Reproduce the records below with every occurrence of "keypad-key" replaced by "keypad-button" and all other text unchanged. Omit the pictures from the output.

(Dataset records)
## Begin

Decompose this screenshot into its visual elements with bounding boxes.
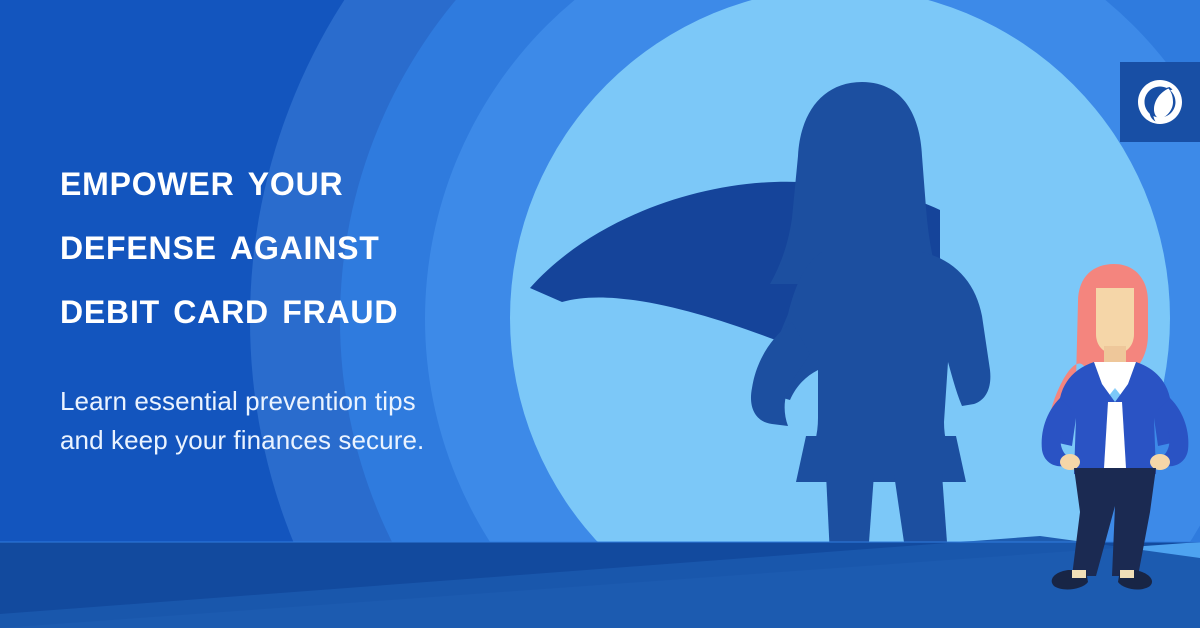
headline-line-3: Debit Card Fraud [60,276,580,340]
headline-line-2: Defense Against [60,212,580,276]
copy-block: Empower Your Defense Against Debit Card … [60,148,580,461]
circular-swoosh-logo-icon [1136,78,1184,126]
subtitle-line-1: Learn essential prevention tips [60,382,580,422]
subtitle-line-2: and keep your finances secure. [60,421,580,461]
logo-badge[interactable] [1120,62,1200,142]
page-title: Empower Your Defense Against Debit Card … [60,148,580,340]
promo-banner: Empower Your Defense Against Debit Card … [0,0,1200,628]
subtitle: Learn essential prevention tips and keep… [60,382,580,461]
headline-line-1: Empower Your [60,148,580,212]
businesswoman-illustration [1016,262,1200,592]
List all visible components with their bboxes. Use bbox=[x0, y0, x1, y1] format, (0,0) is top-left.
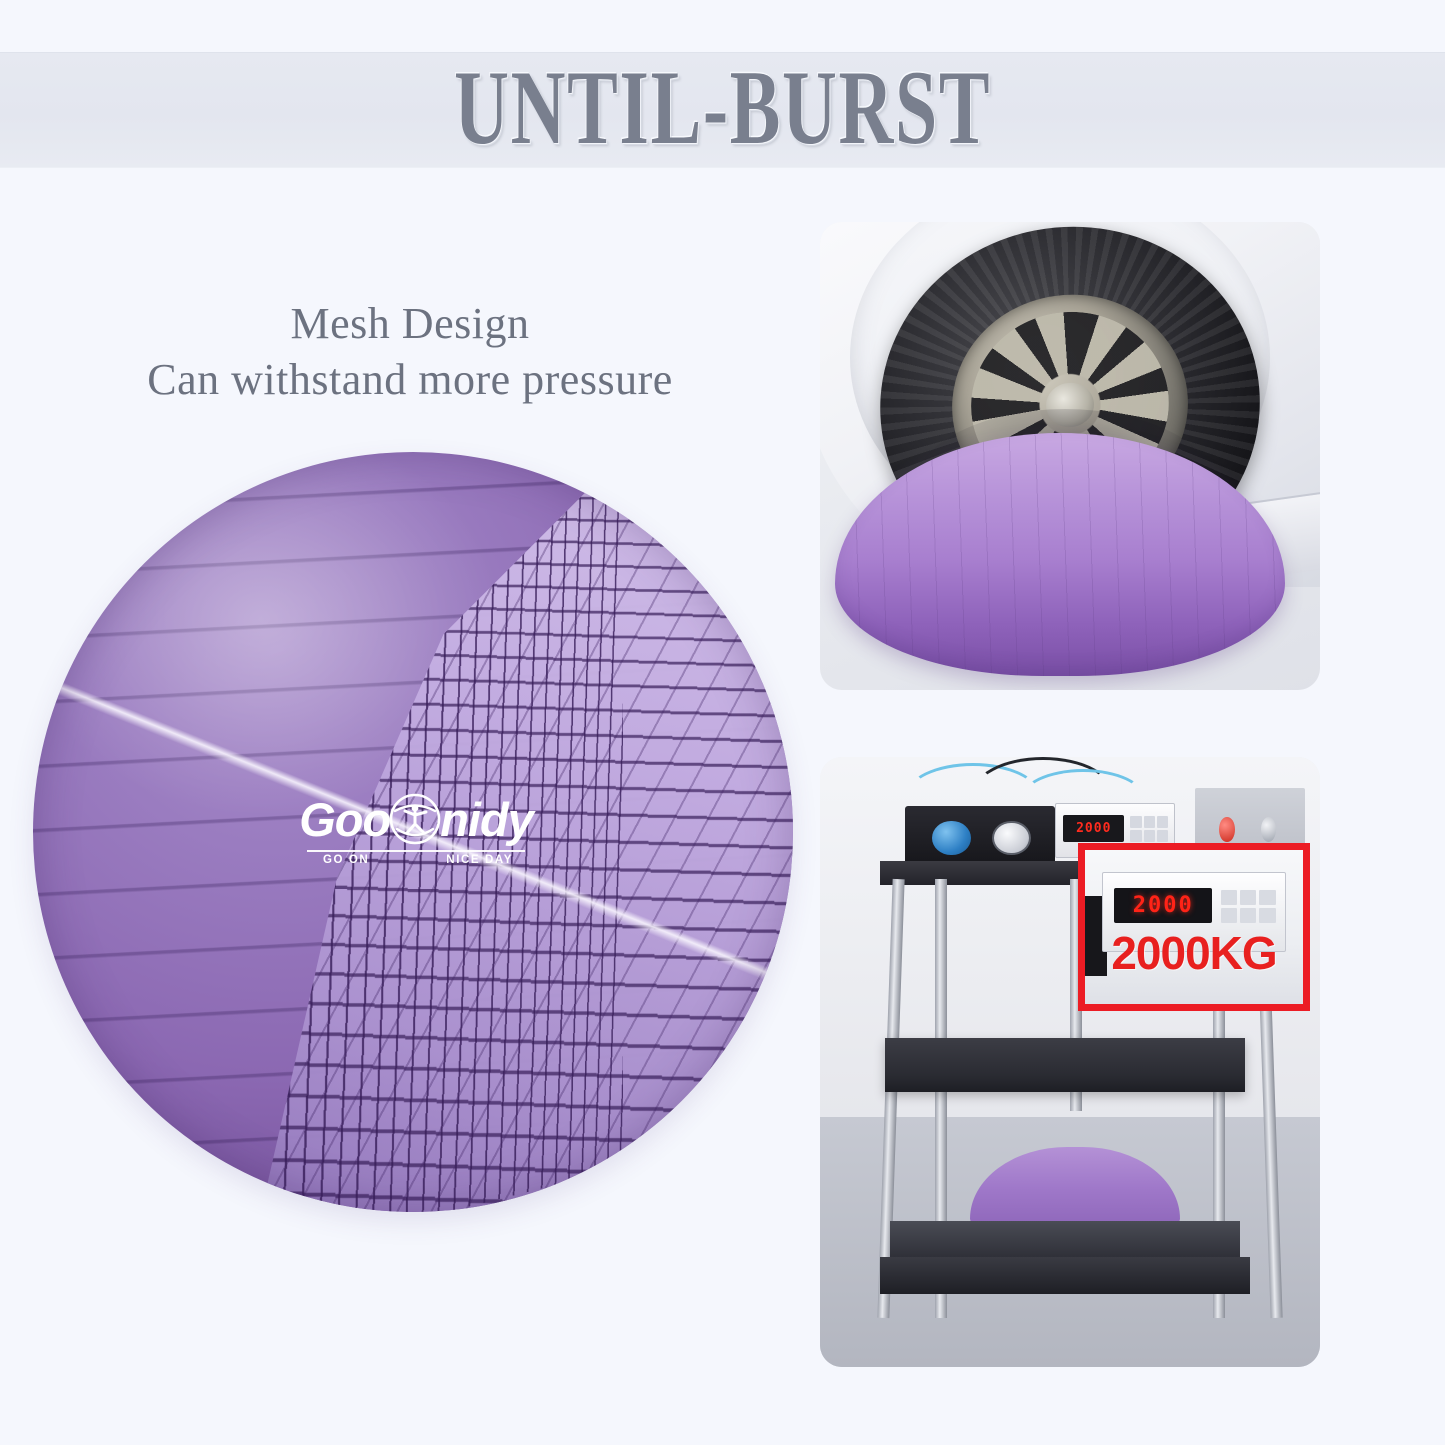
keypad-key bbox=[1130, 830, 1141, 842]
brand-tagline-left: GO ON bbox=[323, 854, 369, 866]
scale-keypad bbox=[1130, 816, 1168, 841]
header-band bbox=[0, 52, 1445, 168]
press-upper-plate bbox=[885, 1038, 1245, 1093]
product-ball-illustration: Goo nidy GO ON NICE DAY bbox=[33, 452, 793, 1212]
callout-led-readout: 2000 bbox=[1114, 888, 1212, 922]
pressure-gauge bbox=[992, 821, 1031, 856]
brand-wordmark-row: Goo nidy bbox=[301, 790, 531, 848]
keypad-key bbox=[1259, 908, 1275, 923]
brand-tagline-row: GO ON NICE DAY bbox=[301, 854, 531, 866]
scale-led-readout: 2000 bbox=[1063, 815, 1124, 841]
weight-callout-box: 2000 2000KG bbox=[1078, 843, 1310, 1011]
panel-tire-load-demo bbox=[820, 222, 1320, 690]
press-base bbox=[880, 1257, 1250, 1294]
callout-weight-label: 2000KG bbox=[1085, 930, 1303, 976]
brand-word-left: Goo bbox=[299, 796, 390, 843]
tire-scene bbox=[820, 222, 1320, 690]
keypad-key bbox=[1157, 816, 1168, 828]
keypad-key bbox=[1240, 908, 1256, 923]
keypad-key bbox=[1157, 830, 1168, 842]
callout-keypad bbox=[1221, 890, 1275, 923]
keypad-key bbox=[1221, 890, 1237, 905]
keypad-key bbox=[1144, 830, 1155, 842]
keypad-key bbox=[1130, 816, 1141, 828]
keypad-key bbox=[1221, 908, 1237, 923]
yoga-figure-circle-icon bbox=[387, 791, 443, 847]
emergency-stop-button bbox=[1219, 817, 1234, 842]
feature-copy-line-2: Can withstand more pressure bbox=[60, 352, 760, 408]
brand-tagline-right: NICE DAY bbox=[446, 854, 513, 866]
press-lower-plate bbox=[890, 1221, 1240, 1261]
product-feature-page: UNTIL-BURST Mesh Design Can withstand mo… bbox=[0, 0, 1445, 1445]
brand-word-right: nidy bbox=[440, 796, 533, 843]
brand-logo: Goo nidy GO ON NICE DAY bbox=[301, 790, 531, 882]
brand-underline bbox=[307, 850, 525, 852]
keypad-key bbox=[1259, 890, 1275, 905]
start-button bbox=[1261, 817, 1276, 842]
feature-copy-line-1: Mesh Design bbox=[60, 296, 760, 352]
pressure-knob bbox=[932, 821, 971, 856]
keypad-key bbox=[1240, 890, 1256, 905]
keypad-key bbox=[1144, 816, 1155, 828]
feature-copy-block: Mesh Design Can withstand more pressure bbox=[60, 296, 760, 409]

## End

» Full output:
Decompose this screenshot into its visual elements with bounding boxes.
headline-line-3: Debit Card Fraud [60,276,580,340]
headline-line-2: Defense Against [60,212,580,276]
copy-block: Empower Your Defense Against Debit Card … [60,148,580,461]
circular-swoosh-logo-icon [1136,78,1184,126]
subtitle-line-1: Learn essential prevention tips [60,382,580,422]
subtitle-line-2: and keep your finances secure. [60,421,580,461]
logo-badge[interactable] [1120,62,1200,142]
page-title: Empower Your Defense Against Debit Card … [60,148,580,340]
promo-banner: Empower Your Defense Against Debit Card … [0,0,1200,628]
subtitle: Learn essential prevention tips and keep… [60,382,580,461]
headline-line-1: Empower Your [60,148,580,212]
businesswoman-illustration [1016,262,1200,592]
List all visible components with their bboxes. Use bbox=[x0, y0, x1, y1] format, (0,0) is top-left.
keypad-button bbox=[1130, 830, 1141, 842]
brand-tagline-left: GO ON bbox=[323, 854, 369, 866]
scale-keypad bbox=[1130, 816, 1168, 841]
header-band bbox=[0, 52, 1445, 168]
press-upper-plate bbox=[885, 1038, 1245, 1093]
product-ball-illustration: Goo nidy GO ON NICE DAY bbox=[33, 452, 793, 1212]
callout-led-readout: 2000 bbox=[1114, 888, 1212, 922]
pressure-gauge bbox=[992, 821, 1031, 856]
brand-wordmark-row: Goo nidy bbox=[301, 790, 531, 848]
keypad-button bbox=[1259, 908, 1275, 923]
brand-tagline-row: GO ON NICE DAY bbox=[301, 854, 531, 866]
scale-led-readout: 2000 bbox=[1063, 815, 1124, 841]
weight-callout-box: 2000 2000KG bbox=[1078, 843, 1310, 1011]
panel-tire-load-demo bbox=[820, 222, 1320, 690]
press-base bbox=[880, 1257, 1250, 1294]
callout-weight-label: 2000KG bbox=[1085, 930, 1303, 976]
brand-word-left: Goo bbox=[299, 796, 390, 843]
tire-scene bbox=[820, 222, 1320, 690]
keypad-button bbox=[1157, 816, 1168, 828]
keypad-button bbox=[1240, 908, 1256, 923]
keypad-button bbox=[1157, 830, 1168, 842]
callout-keypad bbox=[1221, 890, 1275, 923]
keypad-button bbox=[1221, 890, 1237, 905]
keypad-button bbox=[1144, 830, 1155, 842]
keypad-button bbox=[1130, 816, 1141, 828]
keypad-button bbox=[1221, 908, 1237, 923]
yoga-figure-circle-icon bbox=[387, 791, 443, 847]
emergency-stop-button bbox=[1219, 817, 1234, 842]
feature-copy-line-2: Can withstand more pressure bbox=[60, 352, 760, 408]
brand-tagline-right: NICE DAY bbox=[446, 854, 513, 866]
press-lower-plate bbox=[890, 1221, 1240, 1261]
product-feature-page: UNTIL-BURST Mesh Design Can withstand mo… bbox=[0, 0, 1445, 1445]
brand-word-right: nidy bbox=[440, 796, 533, 843]
brand-logo: Goo nidy GO ON NICE DAY bbox=[301, 790, 531, 882]
brand-underline bbox=[307, 850, 525, 852]
keypad-button bbox=[1259, 890, 1275, 905]
start-button bbox=[1261, 817, 1276, 842]
feature-copy-line-1: Mesh Design bbox=[60, 296, 760, 352]
pressure-knob bbox=[932, 821, 971, 856]
keypad-button bbox=[1240, 890, 1256, 905]
keypad-button bbox=[1144, 816, 1155, 828]
feature-copy-block: Mesh Design Can withstand more pressure bbox=[60, 296, 760, 409]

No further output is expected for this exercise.